**What you should do**:
Copy each line where the word "Planeado" occurs.

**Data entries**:

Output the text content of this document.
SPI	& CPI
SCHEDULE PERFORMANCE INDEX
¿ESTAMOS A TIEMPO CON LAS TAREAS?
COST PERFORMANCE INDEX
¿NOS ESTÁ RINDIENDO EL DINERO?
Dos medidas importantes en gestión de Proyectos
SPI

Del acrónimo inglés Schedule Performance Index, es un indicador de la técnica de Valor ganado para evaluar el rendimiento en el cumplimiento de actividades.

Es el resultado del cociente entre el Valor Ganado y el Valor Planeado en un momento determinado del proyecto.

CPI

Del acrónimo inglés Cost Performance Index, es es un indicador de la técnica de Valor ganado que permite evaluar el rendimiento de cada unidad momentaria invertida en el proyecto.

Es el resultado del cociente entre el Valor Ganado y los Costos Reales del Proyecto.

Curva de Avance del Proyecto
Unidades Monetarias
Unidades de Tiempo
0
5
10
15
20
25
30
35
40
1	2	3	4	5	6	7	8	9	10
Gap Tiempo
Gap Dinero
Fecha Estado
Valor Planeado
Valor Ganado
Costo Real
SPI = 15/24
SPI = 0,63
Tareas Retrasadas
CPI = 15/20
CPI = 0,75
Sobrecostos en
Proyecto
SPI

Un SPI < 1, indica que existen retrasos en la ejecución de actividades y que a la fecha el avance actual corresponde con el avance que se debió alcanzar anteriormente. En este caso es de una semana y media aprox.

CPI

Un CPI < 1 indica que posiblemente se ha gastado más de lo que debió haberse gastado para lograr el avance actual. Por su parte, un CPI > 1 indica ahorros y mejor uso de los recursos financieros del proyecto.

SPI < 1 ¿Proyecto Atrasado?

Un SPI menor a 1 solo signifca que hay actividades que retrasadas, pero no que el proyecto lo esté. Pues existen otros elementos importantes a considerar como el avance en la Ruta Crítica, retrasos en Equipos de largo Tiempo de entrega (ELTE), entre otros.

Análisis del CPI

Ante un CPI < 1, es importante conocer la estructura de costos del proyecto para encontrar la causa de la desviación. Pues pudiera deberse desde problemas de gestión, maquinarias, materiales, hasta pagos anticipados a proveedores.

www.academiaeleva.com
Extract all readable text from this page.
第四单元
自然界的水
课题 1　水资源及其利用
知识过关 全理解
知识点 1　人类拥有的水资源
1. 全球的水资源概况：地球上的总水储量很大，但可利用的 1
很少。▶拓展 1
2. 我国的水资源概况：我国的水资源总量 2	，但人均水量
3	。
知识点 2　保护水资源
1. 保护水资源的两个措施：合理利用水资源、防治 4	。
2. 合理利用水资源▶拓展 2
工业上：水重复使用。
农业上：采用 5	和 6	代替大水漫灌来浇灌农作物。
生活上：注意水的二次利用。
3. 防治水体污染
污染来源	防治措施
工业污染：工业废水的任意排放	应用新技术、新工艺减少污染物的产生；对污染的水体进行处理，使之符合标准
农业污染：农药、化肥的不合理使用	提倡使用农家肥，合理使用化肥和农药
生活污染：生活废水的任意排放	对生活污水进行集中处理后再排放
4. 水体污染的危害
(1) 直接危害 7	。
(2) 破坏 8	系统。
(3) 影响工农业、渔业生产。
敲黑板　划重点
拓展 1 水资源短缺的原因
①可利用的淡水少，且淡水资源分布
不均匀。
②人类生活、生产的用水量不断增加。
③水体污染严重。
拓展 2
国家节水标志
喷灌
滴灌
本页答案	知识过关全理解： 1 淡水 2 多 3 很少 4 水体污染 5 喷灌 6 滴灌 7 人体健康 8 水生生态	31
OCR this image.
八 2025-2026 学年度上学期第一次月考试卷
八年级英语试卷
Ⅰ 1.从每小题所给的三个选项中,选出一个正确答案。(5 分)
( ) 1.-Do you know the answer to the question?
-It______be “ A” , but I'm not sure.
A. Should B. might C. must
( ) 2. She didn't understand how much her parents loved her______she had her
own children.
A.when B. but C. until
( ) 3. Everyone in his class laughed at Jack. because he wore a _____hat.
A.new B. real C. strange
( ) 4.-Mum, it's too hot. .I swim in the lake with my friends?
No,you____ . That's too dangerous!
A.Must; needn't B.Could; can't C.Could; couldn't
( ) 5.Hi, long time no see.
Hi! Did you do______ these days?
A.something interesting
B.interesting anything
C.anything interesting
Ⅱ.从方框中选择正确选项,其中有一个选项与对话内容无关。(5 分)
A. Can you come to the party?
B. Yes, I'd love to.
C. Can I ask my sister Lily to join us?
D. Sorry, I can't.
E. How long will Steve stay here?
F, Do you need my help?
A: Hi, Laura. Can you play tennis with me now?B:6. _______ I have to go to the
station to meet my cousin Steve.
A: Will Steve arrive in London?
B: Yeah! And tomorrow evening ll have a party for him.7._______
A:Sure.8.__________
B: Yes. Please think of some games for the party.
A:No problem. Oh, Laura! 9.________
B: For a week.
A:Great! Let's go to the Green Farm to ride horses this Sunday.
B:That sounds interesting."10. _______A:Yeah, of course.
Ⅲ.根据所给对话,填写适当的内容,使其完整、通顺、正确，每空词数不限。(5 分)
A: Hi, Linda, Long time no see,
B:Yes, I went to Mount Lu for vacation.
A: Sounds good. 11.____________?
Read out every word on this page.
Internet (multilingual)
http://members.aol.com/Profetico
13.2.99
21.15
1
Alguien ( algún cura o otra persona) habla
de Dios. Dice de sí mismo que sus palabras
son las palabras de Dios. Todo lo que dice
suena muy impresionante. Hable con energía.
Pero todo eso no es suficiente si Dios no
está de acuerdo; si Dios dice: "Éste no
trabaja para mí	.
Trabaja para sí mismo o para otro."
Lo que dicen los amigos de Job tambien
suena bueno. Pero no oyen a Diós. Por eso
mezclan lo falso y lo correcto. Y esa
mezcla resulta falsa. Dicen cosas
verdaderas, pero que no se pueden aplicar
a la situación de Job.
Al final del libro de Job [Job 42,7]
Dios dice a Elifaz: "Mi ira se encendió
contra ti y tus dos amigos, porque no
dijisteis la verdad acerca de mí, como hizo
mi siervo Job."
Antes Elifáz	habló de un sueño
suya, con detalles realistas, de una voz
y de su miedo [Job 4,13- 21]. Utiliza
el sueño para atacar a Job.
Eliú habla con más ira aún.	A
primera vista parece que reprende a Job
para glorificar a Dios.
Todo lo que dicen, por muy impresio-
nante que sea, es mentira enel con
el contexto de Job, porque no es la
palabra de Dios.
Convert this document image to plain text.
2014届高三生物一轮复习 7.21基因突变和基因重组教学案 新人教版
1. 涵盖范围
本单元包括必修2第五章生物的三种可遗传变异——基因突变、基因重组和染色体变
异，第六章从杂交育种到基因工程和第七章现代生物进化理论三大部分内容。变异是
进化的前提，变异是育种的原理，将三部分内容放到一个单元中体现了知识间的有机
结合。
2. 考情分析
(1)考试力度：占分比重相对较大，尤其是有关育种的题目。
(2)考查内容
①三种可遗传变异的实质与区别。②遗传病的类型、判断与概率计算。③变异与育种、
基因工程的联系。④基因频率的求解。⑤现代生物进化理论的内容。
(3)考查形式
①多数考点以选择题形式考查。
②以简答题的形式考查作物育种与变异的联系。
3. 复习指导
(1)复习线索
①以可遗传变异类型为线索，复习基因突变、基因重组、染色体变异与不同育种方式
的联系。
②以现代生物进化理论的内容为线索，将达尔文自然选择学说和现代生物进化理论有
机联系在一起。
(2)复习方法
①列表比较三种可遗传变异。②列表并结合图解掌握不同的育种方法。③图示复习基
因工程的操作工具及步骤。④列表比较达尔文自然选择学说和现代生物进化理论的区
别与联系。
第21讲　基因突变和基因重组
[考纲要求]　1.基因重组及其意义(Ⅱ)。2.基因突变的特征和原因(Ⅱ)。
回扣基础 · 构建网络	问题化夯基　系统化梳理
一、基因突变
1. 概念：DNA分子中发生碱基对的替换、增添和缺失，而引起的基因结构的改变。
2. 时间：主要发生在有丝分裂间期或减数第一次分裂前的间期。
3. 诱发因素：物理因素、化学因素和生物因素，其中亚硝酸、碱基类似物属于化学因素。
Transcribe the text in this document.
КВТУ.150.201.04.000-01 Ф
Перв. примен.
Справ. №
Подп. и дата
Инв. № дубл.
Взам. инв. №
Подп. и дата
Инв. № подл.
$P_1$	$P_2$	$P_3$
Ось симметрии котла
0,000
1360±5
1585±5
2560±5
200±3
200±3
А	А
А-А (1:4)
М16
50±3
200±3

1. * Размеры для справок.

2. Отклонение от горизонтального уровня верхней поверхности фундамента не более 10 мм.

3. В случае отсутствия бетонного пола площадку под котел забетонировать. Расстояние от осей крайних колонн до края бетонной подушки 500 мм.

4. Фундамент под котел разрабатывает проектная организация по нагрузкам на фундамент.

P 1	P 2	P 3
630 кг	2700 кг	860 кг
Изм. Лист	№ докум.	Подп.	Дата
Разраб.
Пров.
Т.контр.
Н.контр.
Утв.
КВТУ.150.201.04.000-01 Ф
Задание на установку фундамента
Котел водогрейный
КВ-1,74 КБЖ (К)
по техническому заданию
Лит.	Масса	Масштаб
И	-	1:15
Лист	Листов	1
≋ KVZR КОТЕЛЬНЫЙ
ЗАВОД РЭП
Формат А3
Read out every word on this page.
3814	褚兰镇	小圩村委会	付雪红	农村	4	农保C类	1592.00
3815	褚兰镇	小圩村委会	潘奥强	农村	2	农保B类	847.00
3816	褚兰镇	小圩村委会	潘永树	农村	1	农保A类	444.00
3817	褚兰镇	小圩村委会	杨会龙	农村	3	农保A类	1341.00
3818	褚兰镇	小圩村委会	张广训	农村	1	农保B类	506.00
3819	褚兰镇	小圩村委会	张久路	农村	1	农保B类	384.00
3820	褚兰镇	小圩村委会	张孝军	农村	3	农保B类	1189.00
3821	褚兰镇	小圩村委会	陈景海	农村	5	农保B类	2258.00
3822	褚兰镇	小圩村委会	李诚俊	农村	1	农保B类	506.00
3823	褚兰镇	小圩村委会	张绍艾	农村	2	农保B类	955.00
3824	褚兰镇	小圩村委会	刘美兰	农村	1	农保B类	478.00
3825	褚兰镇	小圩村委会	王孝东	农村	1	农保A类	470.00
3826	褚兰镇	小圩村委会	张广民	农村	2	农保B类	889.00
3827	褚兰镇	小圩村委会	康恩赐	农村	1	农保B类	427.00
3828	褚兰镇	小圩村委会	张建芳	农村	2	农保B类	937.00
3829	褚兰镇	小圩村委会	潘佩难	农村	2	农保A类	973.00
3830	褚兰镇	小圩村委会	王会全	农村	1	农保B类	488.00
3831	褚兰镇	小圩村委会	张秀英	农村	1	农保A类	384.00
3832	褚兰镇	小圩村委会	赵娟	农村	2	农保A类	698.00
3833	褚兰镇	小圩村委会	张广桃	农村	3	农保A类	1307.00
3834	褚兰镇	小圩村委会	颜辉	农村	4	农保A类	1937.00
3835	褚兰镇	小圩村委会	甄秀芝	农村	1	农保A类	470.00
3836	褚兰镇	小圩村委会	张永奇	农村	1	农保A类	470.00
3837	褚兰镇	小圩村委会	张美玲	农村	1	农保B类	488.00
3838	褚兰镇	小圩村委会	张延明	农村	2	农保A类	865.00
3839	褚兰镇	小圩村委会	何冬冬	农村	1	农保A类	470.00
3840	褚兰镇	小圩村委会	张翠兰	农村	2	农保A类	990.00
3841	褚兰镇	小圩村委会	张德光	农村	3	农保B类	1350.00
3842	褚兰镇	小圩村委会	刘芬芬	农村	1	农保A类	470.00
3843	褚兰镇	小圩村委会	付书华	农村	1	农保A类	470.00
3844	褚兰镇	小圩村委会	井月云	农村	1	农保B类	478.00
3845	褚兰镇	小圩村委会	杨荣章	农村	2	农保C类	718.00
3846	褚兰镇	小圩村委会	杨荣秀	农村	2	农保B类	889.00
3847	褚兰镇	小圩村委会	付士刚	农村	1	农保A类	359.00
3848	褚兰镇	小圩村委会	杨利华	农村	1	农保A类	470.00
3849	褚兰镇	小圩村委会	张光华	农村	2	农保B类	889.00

**Output for this task**:
Es el resultado del cociente entre el Valor Ganado y el Valor Planeado en un momento determinado del proyecto.
Valor Planeado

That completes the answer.